Goal:
Copy out everything from the line containing "for every button, label, input, icon, or" down to the line containing "option-d: D. perform", keeping both of those lines.

Information provided:

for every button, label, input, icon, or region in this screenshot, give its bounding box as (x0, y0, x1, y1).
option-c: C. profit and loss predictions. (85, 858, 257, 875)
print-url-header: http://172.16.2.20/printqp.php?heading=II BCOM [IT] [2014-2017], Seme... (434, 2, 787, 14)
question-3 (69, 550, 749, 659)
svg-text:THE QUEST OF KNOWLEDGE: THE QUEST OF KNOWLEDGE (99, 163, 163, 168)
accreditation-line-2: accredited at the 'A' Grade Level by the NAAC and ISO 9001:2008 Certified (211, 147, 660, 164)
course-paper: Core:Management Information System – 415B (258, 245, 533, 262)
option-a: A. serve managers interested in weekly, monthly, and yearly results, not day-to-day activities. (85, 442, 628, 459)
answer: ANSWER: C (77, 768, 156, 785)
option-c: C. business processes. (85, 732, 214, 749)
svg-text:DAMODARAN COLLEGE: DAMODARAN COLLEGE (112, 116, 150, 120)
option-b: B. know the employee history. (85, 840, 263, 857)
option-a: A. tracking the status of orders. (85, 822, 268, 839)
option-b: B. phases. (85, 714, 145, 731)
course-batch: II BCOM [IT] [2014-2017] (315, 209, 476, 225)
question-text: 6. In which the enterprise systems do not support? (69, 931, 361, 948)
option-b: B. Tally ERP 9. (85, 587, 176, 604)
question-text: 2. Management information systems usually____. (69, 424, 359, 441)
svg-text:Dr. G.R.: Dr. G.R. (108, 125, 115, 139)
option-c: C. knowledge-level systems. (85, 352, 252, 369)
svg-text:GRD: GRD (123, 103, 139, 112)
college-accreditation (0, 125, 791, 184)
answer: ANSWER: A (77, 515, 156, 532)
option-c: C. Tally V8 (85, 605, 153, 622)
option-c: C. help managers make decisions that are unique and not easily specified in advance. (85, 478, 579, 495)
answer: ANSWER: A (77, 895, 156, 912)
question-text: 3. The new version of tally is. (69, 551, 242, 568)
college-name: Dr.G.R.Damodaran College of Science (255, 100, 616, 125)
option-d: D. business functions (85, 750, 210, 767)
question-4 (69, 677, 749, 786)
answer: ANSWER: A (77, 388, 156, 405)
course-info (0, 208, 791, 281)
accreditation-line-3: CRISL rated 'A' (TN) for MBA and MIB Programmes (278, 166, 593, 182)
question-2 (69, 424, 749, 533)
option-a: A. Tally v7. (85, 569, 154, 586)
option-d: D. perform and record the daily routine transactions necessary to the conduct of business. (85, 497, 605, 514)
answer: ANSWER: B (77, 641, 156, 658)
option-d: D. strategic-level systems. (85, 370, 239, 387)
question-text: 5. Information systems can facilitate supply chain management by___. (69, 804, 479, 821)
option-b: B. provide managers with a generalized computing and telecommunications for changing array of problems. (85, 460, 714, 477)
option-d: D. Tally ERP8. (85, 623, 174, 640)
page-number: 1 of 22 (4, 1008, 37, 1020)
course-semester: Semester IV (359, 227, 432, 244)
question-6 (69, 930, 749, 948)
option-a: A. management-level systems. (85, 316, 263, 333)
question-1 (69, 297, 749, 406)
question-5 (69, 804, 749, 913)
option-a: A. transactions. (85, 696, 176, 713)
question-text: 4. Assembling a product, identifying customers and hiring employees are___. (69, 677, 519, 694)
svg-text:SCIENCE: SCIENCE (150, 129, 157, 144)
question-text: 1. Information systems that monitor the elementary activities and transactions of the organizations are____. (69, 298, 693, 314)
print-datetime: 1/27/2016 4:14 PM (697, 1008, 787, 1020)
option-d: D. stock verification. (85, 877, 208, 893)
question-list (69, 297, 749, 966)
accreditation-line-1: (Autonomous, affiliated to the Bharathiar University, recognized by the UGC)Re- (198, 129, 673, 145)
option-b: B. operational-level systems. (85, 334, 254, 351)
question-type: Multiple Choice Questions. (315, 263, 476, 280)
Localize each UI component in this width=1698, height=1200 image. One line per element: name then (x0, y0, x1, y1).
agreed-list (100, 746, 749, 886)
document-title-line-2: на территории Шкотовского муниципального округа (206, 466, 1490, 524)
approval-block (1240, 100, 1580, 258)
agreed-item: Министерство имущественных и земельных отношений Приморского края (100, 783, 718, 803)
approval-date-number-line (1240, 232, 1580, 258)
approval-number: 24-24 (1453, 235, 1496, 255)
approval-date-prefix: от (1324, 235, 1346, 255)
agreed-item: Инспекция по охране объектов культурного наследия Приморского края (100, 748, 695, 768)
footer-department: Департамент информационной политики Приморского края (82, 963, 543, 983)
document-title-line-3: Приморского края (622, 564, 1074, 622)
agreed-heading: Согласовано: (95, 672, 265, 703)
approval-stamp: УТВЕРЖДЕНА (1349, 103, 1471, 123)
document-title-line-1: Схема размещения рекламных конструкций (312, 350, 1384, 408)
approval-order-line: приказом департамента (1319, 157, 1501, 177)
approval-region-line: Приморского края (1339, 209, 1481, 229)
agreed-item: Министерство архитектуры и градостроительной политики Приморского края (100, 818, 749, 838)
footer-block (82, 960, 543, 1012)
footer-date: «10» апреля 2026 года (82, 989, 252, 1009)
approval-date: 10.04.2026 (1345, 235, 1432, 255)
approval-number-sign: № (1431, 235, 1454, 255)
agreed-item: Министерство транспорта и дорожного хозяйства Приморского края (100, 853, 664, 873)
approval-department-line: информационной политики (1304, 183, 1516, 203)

* * *

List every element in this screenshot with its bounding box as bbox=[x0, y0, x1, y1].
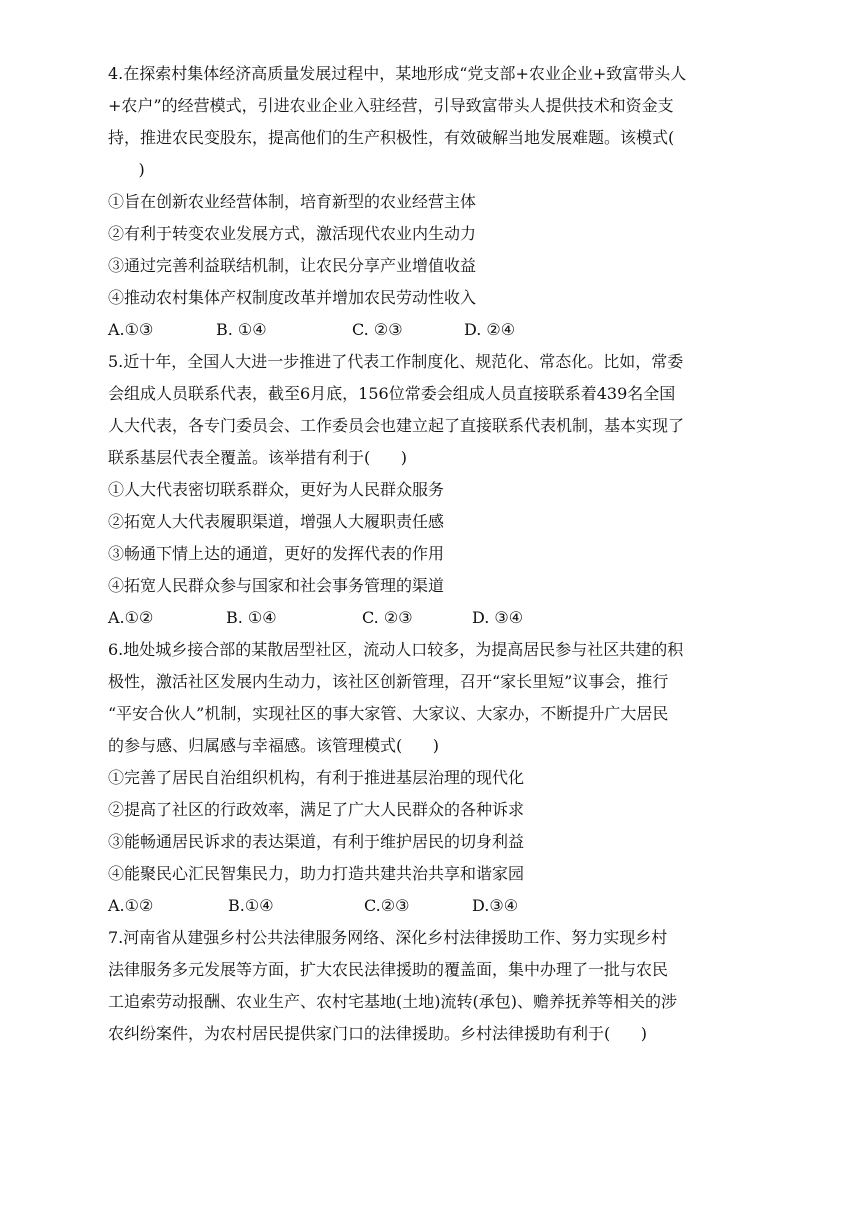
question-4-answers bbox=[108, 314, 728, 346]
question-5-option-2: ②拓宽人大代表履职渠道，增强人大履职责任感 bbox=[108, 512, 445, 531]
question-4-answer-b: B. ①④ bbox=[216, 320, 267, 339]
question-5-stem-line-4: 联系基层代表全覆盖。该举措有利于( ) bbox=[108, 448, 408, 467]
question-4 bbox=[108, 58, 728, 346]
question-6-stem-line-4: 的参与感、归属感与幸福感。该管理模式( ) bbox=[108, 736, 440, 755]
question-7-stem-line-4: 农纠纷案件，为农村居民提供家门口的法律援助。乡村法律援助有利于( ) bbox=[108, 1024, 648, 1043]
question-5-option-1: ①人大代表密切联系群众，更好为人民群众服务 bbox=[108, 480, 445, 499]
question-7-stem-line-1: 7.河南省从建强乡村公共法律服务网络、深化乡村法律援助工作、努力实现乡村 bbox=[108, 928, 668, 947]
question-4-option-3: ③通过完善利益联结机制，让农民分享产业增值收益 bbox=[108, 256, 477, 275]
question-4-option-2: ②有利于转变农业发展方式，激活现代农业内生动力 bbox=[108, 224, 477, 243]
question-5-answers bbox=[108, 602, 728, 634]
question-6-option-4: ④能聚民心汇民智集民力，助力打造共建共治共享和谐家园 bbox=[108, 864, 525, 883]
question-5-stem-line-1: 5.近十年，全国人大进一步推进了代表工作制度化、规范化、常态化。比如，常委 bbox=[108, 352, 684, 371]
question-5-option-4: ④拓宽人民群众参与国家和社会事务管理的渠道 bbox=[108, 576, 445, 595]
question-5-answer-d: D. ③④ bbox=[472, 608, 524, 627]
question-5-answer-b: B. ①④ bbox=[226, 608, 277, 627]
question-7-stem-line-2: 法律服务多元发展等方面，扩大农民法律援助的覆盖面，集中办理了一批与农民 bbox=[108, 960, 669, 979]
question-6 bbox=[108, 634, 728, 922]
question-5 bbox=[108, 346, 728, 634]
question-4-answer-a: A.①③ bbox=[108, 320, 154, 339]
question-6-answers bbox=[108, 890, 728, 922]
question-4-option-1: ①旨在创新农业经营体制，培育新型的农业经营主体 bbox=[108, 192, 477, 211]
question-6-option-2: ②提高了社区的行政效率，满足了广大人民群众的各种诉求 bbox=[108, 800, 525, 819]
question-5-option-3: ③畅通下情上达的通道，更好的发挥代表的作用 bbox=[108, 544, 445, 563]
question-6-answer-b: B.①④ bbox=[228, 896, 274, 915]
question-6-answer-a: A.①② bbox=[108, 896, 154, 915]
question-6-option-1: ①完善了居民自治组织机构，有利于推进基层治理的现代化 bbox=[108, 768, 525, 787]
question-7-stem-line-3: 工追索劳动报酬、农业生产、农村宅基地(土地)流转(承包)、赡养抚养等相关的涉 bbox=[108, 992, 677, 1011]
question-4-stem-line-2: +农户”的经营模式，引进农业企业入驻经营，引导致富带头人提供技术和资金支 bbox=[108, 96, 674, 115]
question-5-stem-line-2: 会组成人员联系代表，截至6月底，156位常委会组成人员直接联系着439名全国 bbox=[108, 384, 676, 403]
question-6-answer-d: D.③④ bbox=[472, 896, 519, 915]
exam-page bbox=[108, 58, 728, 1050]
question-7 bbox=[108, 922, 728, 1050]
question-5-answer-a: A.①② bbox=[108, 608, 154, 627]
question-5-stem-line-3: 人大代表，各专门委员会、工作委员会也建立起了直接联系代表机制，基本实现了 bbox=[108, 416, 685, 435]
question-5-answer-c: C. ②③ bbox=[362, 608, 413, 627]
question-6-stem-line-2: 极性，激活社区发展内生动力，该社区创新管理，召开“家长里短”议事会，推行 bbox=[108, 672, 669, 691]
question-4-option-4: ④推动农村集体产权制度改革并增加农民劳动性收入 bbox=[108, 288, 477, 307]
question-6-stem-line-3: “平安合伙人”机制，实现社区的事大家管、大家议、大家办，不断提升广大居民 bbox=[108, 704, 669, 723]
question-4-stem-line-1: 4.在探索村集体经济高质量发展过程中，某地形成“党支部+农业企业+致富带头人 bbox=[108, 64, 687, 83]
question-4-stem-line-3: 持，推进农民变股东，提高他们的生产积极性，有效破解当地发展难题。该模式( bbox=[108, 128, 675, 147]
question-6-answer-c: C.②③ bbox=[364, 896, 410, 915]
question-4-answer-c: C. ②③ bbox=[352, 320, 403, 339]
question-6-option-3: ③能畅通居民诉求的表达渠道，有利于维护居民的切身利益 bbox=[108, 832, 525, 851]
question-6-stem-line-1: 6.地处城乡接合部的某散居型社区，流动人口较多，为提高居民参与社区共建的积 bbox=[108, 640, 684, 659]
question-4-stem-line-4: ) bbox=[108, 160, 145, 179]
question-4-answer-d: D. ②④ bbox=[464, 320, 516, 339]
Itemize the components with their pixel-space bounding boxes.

Result:
for every button, label, input, icon, or region in this screenshot, give its bounding box as (x0, y0, x1, y1).
option-c: C. profit and loss predictions. (85, 858, 257, 875)
print-url-header: http://172.16.2.20/printqp.php?heading=II BCOM [IT] [2014-2017], Seme... (434, 2, 787, 14)
question-3 (69, 550, 749, 659)
svg-text:THE QUEST OF KNOWLEDGE: THE QUEST OF KNOWLEDGE (99, 163, 163, 168)
accreditation-line-2: accredited at the 'A' Grade Level by the NAAC and ISO 9001:2008 Certified (211, 147, 660, 164)
course-paper: Core:Management Information System – 415B (258, 245, 533, 262)
option-a: A. serve managers interested in weekly, monthly, and yearly results, not day-to-day activities. (85, 442, 628, 459)
answer: ANSWER: C (77, 768, 156, 785)
option-c: C. business processes. (85, 732, 214, 749)
svg-text:DAMODARAN COLLEGE: DAMODARAN COLLEGE (112, 116, 150, 120)
option-b: B. know the employee history. (85, 840, 263, 857)
option-a: A. tracking the status of orders. (85, 822, 268, 839)
option-b: B. phases. (85, 714, 145, 731)
course-batch: II BCOM [IT] [2014-2017] (315, 209, 476, 225)
question-text: 6. In which the enterprise systems do not support? (69, 931, 361, 948)
option-b: B. Tally ERP 9. (85, 587, 176, 604)
question-text: 2. Management information systems usually____. (69, 424, 359, 441)
svg-text:Dr. G.R.: Dr. G.R. (108, 125, 115, 139)
option-c: C. knowledge-level systems. (85, 352, 252, 369)
svg-text:GRD: GRD (123, 103, 139, 112)
college-accreditation (0, 125, 791, 184)
answer: ANSWER: A (77, 515, 156, 532)
option-c: C. Tally V8 (85, 605, 153, 622)
option-c: C. help managers make decisions that are unique and not easily specified in advance. (85, 478, 579, 495)
answer: ANSWER: A (77, 895, 156, 912)
question-text: 3. The new version of tally is. (69, 551, 242, 568)
college-name: Dr.G.R.Damodaran College of Science (255, 100, 616, 125)
option-d: D. business functions (85, 750, 210, 767)
question-4 (69, 677, 749, 786)
answer: ANSWER: A (77, 388, 156, 405)
course-info (0, 208, 791, 281)
accreditation-line-3: CRISL rated 'A' (TN) for MBA and MIB Programmes (278, 166, 593, 182)
question-2 (69, 424, 749, 533)
option-a: A. Tally v7. (85, 569, 154, 586)
option-d: D. perform and record the daily routine transactions necessary to the conduct of business. (85, 497, 605, 514)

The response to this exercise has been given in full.